Description of the task =>
The records underneath are to be repeated exactly, with the pictures left out.

Records provided =>
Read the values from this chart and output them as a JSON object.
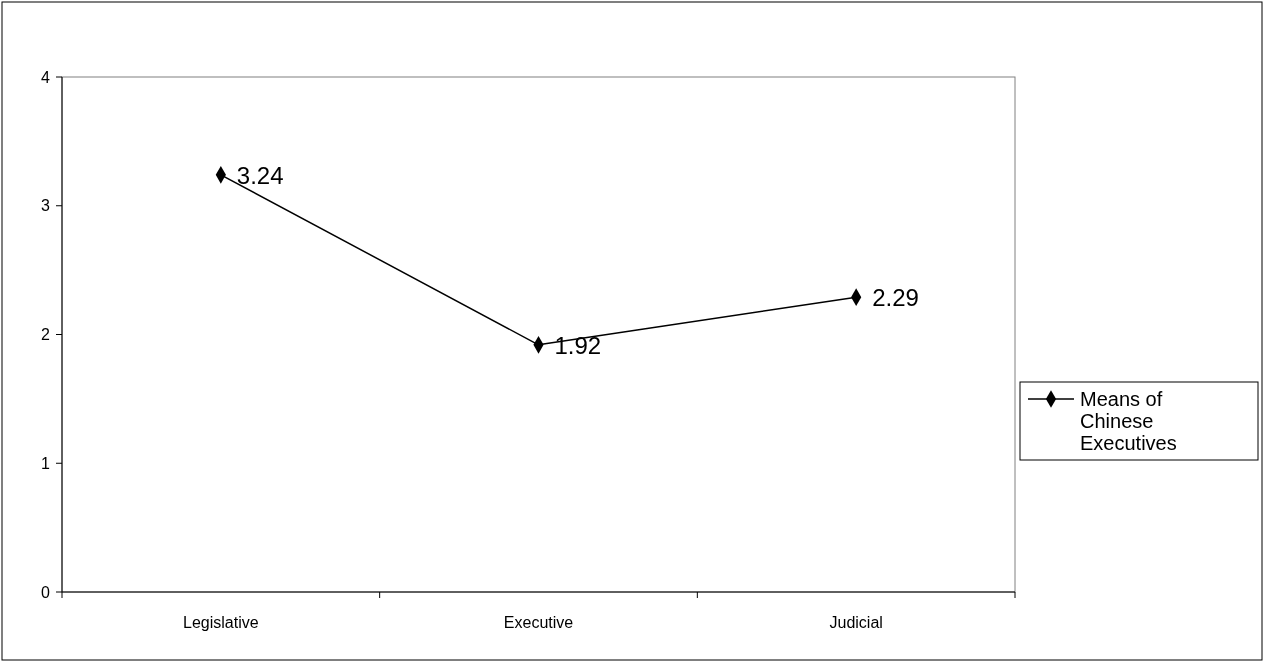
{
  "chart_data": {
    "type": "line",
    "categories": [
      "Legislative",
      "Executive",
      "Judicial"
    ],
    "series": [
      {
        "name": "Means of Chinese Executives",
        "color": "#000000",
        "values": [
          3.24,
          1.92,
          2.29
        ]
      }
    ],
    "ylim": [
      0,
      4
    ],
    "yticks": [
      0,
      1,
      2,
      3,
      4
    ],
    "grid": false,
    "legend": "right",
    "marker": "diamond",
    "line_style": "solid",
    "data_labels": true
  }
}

Exercise response =>
Read the values from this chart and output them as a JSON object.
{
  "chart_data": {
    "type": "line",
    "categories": [
      "Legislative",
      "Executive",
      "Judicial"
    ],
    "series": [
      {
        "name": "Means of Chinese Executives",
        "color": "#000000",
        "values": [
          3.24,
          1.92,
          2.29
        ]
      }
    ],
    "ylim": [
      0,
      4
    ],
    "yticks": [
      0,
      1,
      2,
      3,
      4
    ],
    "grid": false,
    "legend": "right",
    "marker": "diamond",
    "line_style": "solid",
    "data_labels": true
  }
}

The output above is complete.